====== Items ======

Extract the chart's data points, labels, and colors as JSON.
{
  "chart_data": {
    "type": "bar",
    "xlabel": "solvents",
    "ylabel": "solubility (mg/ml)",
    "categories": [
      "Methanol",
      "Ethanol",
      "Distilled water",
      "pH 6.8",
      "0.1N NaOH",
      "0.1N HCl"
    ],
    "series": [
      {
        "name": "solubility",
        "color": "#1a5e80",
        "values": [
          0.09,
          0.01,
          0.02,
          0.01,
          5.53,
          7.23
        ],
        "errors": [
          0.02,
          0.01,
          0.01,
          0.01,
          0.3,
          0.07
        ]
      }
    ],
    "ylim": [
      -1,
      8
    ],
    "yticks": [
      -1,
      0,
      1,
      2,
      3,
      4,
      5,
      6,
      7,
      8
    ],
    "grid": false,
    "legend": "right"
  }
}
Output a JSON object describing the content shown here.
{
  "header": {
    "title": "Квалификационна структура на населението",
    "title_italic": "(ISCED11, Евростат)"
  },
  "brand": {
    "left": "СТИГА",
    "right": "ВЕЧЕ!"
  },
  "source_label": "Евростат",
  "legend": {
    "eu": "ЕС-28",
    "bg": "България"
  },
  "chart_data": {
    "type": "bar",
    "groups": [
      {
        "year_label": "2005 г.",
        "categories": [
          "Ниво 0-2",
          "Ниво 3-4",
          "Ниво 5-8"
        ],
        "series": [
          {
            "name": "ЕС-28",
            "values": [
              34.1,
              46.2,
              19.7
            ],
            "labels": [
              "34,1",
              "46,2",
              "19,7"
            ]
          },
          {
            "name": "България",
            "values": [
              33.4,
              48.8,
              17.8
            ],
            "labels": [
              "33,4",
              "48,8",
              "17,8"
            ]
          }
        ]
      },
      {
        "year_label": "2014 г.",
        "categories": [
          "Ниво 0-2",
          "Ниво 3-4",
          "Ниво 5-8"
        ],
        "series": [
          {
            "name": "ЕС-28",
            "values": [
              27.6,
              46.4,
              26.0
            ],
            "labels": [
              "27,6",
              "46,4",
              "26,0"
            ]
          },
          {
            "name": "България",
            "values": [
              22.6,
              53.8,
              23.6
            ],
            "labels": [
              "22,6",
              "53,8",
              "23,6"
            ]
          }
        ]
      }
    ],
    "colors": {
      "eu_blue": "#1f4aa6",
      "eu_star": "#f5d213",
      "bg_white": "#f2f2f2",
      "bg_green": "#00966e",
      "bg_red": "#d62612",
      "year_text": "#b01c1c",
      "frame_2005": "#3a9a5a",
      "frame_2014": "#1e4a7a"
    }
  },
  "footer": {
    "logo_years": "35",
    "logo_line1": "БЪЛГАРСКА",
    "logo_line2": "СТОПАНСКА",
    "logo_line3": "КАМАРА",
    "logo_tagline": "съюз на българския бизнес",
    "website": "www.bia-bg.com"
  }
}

======

◆ Do this ◆
Show, from the material above, each line that includes the string "solubility".

◆ Exercise output ◆
    "ylabel": "solubility (mg/ml)",
        "name": "solubility",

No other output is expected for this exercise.